• [Directive] Reproduce the records that follow in full, excluding any picture they contain.

>> start Stored data

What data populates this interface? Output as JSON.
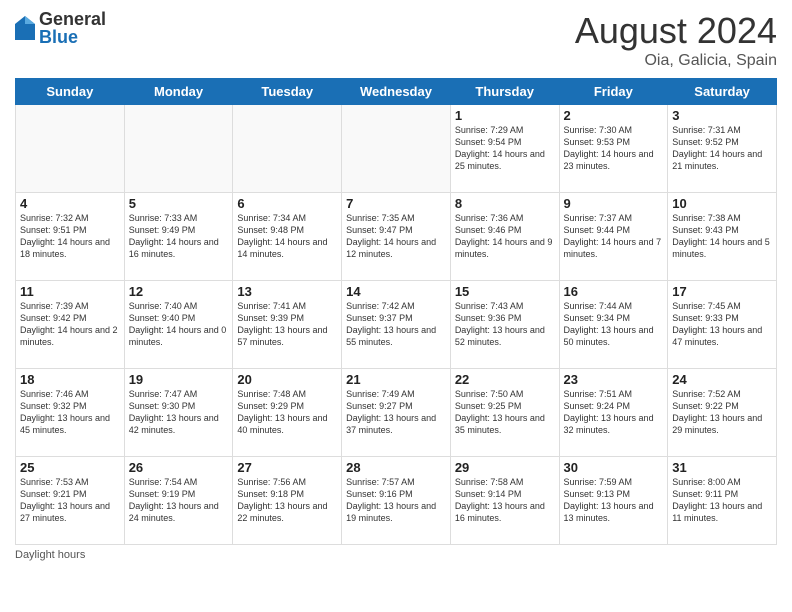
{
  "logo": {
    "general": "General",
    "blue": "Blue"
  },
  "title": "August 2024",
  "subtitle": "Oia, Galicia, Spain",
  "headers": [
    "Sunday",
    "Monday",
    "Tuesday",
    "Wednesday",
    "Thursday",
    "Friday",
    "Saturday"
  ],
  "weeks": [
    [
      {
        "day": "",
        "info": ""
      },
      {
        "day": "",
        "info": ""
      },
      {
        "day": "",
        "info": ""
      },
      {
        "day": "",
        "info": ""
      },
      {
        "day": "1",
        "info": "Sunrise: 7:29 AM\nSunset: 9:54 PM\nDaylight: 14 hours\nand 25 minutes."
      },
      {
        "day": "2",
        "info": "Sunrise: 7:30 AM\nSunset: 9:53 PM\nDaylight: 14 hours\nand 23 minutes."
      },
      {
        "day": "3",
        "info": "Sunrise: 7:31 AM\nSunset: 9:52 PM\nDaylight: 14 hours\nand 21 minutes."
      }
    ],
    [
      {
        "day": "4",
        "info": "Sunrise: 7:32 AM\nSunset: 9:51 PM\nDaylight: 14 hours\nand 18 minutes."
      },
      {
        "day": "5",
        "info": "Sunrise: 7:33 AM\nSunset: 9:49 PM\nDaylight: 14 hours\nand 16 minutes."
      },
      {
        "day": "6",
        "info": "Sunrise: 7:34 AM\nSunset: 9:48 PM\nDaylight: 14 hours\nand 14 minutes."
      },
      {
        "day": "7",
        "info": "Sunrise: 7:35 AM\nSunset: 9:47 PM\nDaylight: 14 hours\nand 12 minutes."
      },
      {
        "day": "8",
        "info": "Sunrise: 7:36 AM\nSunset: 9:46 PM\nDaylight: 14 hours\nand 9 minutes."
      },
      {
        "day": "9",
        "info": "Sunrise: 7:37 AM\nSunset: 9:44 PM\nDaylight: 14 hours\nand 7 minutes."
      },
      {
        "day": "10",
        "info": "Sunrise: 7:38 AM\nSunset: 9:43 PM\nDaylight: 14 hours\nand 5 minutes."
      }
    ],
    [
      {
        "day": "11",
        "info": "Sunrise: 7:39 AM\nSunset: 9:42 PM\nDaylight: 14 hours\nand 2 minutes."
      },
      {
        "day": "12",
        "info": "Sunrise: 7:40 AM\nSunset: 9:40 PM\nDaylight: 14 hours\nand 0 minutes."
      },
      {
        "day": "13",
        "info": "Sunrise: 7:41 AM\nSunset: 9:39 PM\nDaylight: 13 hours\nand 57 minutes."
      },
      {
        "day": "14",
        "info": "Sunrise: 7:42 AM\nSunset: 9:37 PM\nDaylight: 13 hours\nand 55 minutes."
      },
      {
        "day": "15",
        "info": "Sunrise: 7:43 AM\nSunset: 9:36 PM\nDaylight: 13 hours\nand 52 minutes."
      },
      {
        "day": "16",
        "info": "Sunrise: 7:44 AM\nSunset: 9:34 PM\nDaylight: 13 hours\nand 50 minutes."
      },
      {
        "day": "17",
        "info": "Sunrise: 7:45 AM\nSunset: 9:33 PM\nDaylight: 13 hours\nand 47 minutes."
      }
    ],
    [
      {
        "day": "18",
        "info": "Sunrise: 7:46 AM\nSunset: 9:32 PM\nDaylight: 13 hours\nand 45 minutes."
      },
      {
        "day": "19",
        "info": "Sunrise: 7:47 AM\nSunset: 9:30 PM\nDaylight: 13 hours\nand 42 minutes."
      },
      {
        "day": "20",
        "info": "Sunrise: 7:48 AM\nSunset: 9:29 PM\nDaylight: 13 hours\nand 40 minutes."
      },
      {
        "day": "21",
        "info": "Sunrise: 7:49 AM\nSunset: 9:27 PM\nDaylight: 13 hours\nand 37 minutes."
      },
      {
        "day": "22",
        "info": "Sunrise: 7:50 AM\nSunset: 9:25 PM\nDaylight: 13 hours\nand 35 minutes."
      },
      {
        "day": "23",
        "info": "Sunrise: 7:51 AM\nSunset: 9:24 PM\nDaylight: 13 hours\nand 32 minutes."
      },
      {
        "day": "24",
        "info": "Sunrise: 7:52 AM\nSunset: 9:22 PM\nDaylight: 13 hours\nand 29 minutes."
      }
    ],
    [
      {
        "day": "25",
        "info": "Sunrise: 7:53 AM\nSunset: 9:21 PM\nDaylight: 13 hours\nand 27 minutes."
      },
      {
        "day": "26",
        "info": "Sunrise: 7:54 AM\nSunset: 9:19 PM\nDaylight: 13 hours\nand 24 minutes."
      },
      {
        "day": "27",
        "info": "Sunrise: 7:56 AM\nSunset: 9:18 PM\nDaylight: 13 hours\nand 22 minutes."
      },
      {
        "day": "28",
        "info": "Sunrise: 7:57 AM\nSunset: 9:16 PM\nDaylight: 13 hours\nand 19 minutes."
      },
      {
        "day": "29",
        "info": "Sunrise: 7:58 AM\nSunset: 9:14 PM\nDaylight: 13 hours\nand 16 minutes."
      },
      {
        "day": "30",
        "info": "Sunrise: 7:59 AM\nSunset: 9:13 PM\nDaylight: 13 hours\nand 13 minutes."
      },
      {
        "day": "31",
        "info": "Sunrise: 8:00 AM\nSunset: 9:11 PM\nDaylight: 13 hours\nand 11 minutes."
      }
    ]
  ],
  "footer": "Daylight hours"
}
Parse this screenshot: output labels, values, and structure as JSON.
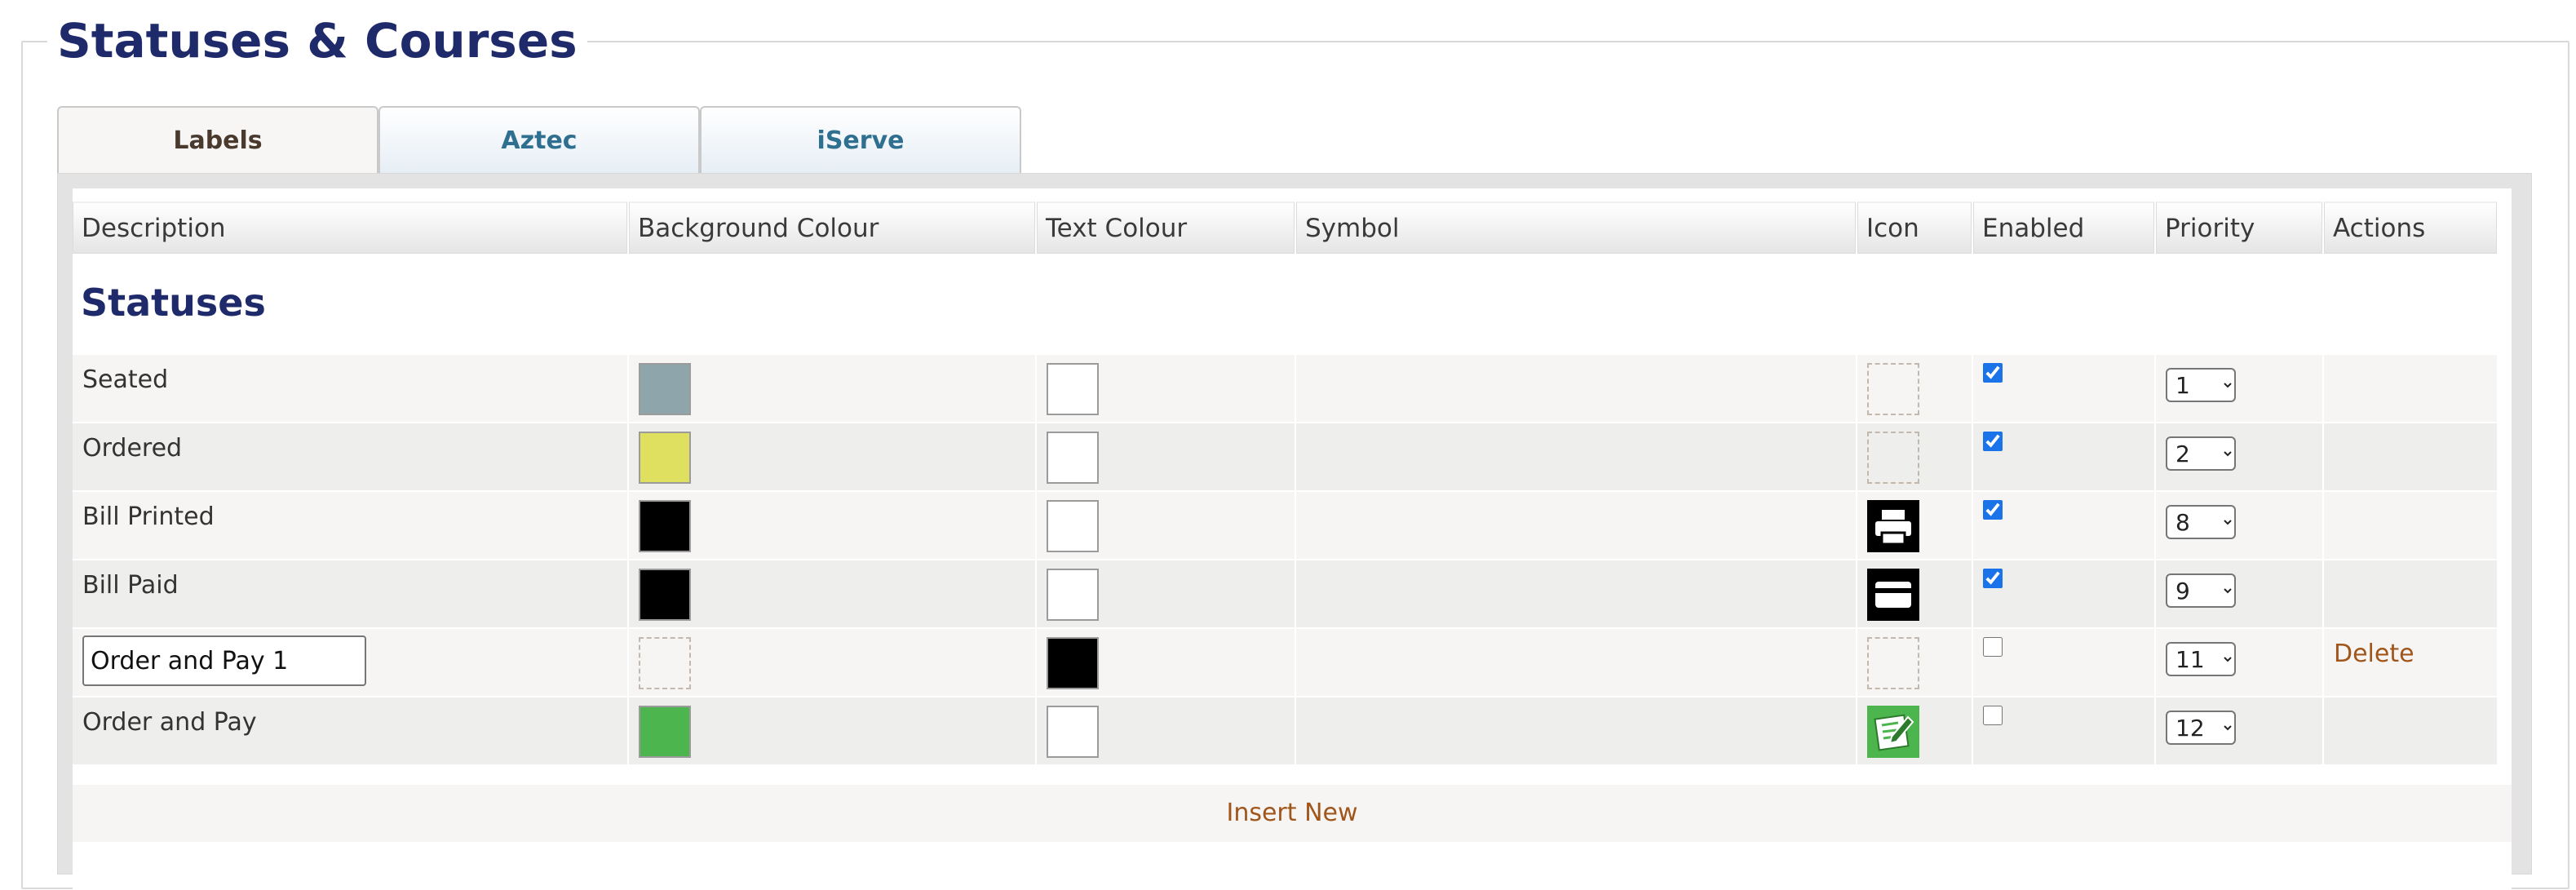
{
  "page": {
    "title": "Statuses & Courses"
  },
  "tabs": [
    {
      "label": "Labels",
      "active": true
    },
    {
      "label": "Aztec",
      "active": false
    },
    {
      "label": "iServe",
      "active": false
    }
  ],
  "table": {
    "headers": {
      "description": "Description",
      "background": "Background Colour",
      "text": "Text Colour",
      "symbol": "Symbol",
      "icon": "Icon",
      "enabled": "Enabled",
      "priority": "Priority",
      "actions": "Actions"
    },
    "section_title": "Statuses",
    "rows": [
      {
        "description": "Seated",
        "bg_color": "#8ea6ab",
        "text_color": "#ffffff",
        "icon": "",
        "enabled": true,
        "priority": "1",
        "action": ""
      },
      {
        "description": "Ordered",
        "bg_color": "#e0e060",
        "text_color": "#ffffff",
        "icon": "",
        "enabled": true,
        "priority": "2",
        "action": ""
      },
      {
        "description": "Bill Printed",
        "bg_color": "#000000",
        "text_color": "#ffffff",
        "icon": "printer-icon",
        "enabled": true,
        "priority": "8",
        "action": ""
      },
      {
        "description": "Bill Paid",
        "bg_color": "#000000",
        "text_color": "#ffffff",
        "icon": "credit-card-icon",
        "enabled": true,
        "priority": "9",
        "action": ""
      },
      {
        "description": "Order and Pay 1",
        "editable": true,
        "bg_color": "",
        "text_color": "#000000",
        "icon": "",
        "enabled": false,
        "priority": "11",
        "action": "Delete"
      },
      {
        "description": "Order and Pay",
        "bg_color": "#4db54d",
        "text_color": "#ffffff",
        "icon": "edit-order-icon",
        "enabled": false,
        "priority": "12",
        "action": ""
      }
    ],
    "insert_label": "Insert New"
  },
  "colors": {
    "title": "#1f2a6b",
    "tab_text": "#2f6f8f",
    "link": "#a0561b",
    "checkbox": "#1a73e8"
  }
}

>> end Stored data

• [Answer for this exercise]
What data populates this interface? Output as JSON.
{
  "logo": {
    "general": "General",
    "blue": "Blue"
  },
  "title": "August 2024",
  "subtitle": "Oia, Galicia, Spain",
  "headers": [
    "Sunday",
    "Monday",
    "Tuesday",
    "Wednesday",
    "Thursday",
    "Friday",
    "Saturday"
  ],
  "weeks": [
    [
      {
        "day": "",
        "info": ""
      },
      {
        "day": "",
        "info": ""
      },
      {
        "day": "",
        "info": ""
      },
      {
        "day": "",
        "info": ""
      },
      {
        "day": "1",
        "info": "Sunrise: 7:29 AM\nSunset: 9:54 PM\nDaylight: 14 hours\nand 25 minutes."
      },
      {
        "day": "2",
        "info": "Sunrise: 7:30 AM\nSunset: 9:53 PM\nDaylight: 14 hours\nand 23 minutes."
      },
      {
        "day": "3",
        "info": "Sunrise: 7:31 AM\nSunset: 9:52 PM\nDaylight: 14 hours\nand 21 minutes."
      }
    ],
    [
      {
        "day": "4",
        "info": "Sunrise: 7:32 AM\nSunset: 9:51 PM\nDaylight: 14 hours\nand 18 minutes."
      },
      {
        "day": "5",
        "info": "Sunrise: 7:33 AM\nSunset: 9:49 PM\nDaylight: 14 hours\nand 16 minutes."
      },
      {
        "day": "6",
        "info": "Sunrise: 7:34 AM\nSunset: 9:48 PM\nDaylight: 14 hours\nand 14 minutes."
      },
      {
        "day": "7",
        "info": "Sunrise: 7:35 AM\nSunset: 9:47 PM\nDaylight: 14 hours\nand 12 minutes."
      },
      {
        "day": "8",
        "info": "Sunrise: 7:36 AM\nSunset: 9:46 PM\nDaylight: 14 hours\nand 9 minutes."
      },
      {
        "day": "9",
        "info": "Sunrise: 7:37 AM\nSunset: 9:44 PM\nDaylight: 14 hours\nand 7 minutes."
      },
      {
        "day": "10",
        "info": "Sunrise: 7:38 AM\nSunset: 9:43 PM\nDaylight: 14 hours\nand 5 minutes."
      }
    ],
    [
      {
        "day": "11",
        "info": "Sunrise: 7:39 AM\nSunset: 9:42 PM\nDaylight: 14 hours\nand 2 minutes."
      },
      {
        "day": "12",
        "info": "Sunrise: 7:40 AM\nSunset: 9:40 PM\nDaylight: 14 hours\nand 0 minutes."
      },
      {
        "day": "13",
        "info": "Sunrise: 7:41 AM\nSunset: 9:39 PM\nDaylight: 13 hours\nand 57 minutes."
      },
      {
        "day": "14",
        "info": "Sunrise: 7:42 AM\nSunset: 9:37 PM\nDaylight: 13 hours\nand 55 minutes."
      },
      {
        "day": "15",
        "info": "Sunrise: 7:43 AM\nSunset: 9:36 PM\nDaylight: 13 hours\nand 52 minutes."
      },
      {
        "day": "16",
        "info": "Sunrise: 7:44 AM\nSunset: 9:34 PM\nDaylight: 13 hours\nand 50 minutes."
      },
      {
        "day": "17",
        "info": "Sunrise: 7:45 AM\nSunset: 9:33 PM\nDaylight: 13 hours\nand 47 minutes."
      }
    ],
    [
      {
        "day": "18",
        "info": "Sunrise: 7:46 AM\nSunset: 9:32 PM\nDaylight: 13 hours\nand 45 minutes."
      },
      {
        "day": "19",
        "info": "Sunrise: 7:47 AM\nSunset: 9:30 PM\nDaylight: 13 hours\nand 42 minutes."
      },
      {
        "day": "20",
        "info": "Sunrise: 7:48 AM\nSunset: 9:29 PM\nDaylight: 13 hours\nand 40 minutes."
      },
      {
        "day": "21",
        "info": "Sunrise: 7:49 AM\nSunset: 9:27 PM\nDaylight: 13 hours\nand 37 minutes."
      },
      {
        "day": "22",
        "info": "Sunrise: 7:50 AM\nSunset: 9:25 PM\nDaylight: 13 hours\nand 35 minutes."
      },
      {
        "day": "23",
        "info": "Sunrise: 7:51 AM\nSunset: 9:24 PM\nDaylight: 13 hours\nand 32 minutes."
      },
      {
        "day": "24",
        "info": "Sunrise: 7:52 AM\nSunset: 9:22 PM\nDaylight: 13 hours\nand 29 minutes."
      }
    ],
    [
      {
        "day": "25",
        "info": "Sunrise: 7:53 AM\nSunset: 9:21 PM\nDaylight: 13 hours\nand 27 minutes."
      },
      {
        "day": "26",
        "info": "Sunrise: 7:54 AM\nSunset: 9:19 PM\nDaylight: 13 hours\nand 24 minutes."
      },
      {
        "day": "27",
        "info": "Sunrise: 7:56 AM\nSunset: 9:18 PM\nDaylight: 13 hours\nand 22 minutes."
      },
      {
        "day": "28",
        "info": "Sunrise: 7:57 AM\nSunset: 9:16 PM\nDaylight: 13 hours\nand 19 minutes."
      },
      {
        "day": "29",
        "info": "Sunrise: 7:58 AM\nSunset: 9:14 PM\nDaylight: 13 hours\nand 16 minutes."
      },
      {
        "day": "30",
        "info": "Sunrise: 7:59 AM\nSunset: 9:13 PM\nDaylight: 13 hours\nand 13 minutes."
      },
      {
        "day": "31",
        "info": "Sunrise: 8:00 AM\nSunset: 9:11 PM\nDaylight: 13 hours\nand 11 minutes."
      }
    ]
  ],
  "footer": "Daylight hours"
}
Parse this screenshot: output labels, values, and structure as JSON.
{
  "page": {
    "title": "Statuses & Courses"
  },
  "tabs": [
    {
      "label": "Labels",
      "active": true
    },
    {
      "label": "Aztec",
      "active": false
    },
    {
      "label": "iServe",
      "active": false
    }
  ],
  "table": {
    "headers": {
      "description": "Description",
      "background": "Background Colour",
      "text": "Text Colour",
      "symbol": "Symbol",
      "icon": "Icon",
      "enabled": "Enabled",
      "priority": "Priority",
      "actions": "Actions"
    },
    "section_title": "Statuses",
    "rows": [
      {
        "description": "Seated",
        "bg_color": "#8ea6ab",
        "text_color": "#ffffff",
        "icon": "",
        "enabled": true,
        "priority": "1",
        "action": ""
      },
      {
        "description": "Ordered",
        "bg_color": "#e0e060",
        "text_color": "#ffffff",
        "icon": "",
        "enabled": true,
        "priority": "2",
        "action": ""
      },
      {
        "description": "Bill Printed",
        "bg_color": "#000000",
        "text_color": "#ffffff",
        "icon": "printer-icon",
        "enabled": true,
        "priority": "8",
        "action": ""
      },
      {
        "description": "Bill Paid",
        "bg_color": "#000000",
        "text_color": "#ffffff",
        "icon": "credit-card-icon",
        "enabled": true,
        "priority": "9",
        "action": ""
      },
      {
        "description": "Order and Pay 1",
        "editable": true,
        "bg_color": "",
        "text_color": "#000000",
        "icon": "",
        "enabled": false,
        "priority": "11",
        "action": "Delete"
      },
      {
        "description": "Order and Pay",
        "bg_color": "#4db54d",
        "text_color": "#ffffff",
        "icon": "edit-order-icon",
        "enabled": false,
        "priority": "12",
        "action": ""
      }
    ],
    "insert_label": "Insert New"
  },
  "colors": {
    "title": "#1f2a6b",
    "tab_text": "#2f6f8f",
    "link": "#a0561b",
    "checkbox": "#1a73e8"
  }
}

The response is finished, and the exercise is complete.